- **Task to complete**: Your task is to give the data again, exactly, with every line intact.

***

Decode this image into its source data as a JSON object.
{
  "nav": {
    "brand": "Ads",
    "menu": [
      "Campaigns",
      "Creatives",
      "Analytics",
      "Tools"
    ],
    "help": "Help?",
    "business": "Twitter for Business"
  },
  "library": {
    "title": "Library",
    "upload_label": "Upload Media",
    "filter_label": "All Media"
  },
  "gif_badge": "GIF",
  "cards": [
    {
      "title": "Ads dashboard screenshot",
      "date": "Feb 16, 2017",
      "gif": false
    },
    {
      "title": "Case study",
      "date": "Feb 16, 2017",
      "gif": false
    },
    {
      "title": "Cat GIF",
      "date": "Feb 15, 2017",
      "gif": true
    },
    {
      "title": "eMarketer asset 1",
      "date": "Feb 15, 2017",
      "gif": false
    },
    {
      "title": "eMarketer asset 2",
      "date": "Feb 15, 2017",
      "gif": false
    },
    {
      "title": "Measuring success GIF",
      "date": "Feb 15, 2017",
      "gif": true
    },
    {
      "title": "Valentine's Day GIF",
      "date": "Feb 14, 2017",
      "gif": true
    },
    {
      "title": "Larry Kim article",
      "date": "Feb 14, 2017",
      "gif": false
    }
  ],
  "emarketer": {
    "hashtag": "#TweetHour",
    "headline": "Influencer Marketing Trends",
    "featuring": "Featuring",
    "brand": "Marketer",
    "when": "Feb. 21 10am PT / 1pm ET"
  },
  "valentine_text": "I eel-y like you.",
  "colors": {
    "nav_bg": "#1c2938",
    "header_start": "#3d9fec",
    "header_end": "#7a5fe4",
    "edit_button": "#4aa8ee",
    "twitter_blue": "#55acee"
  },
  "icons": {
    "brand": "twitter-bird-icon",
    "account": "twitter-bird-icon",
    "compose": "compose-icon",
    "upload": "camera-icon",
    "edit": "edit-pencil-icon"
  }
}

***

- **Finished exercise**:
Decode this image into its source data as a JSON object.
{
  "nav": {
    "brand": "Ads",
    "menu": [
      "Campaigns",
      "Creatives",
      "Analytics",
      "Tools"
    ],
    "help": "Help?",
    "business": "Twitter for Business"
  },
  "library": {
    "title": "Library",
    "upload_label": "Upload Media",
    "filter_label": "All Media"
  },
  "gif_badge": "GIF",
  "cards": [
    {
      "title": "Ads dashboard screenshot",
      "date": "Feb 16, 2017",
      "gif": false
    },
    {
      "title": "Case study",
      "date": "Feb 16, 2017",
      "gif": false
    },
    {
      "title": "Cat GIF",
      "date": "Feb 15, 2017",
      "gif": true
    },
    {
      "title": "eMarketer asset 1",
      "date": "Feb 15, 2017",
      "gif": false
    },
    {
      "title": "eMarketer asset 2",
      "date": "Feb 15, 2017",
      "gif": false
    },
    {
      "title": "Measuring success GIF",
      "date": "Feb 15, 2017",
      "gif": true
    },
    {
      "title": "Valentine's Day GIF",
      "date": "Feb 14, 2017",
      "gif": true
    },
    {
      "title": "Larry Kim article",
      "date": "Feb 14, 2017",
      "gif": false
    }
  ],
  "emarketer": {
    "hashtag": "#TweetHour",
    "headline": "Influencer Marketing Trends",
    "featuring": "Featuring",
    "brand": "Marketer",
    "when": "Feb. 21 10am PT / 1pm ET"
  },
  "valentine_text": "I eel-y like you.",
  "colors": {
    "nav_bg": "#1c2938",
    "header_start": "#3d9fec",
    "header_end": "#7a5fe4",
    "edit_button": "#4aa8ee",
    "twitter_blue": "#55acee"
  },
  "icons": {
    "brand": "twitter-bird-icon",
    "account": "twitter-bird-icon",
    "compose": "compose-icon",
    "upload": "camera-icon",
    "edit": "edit-pencil-icon"
  }
}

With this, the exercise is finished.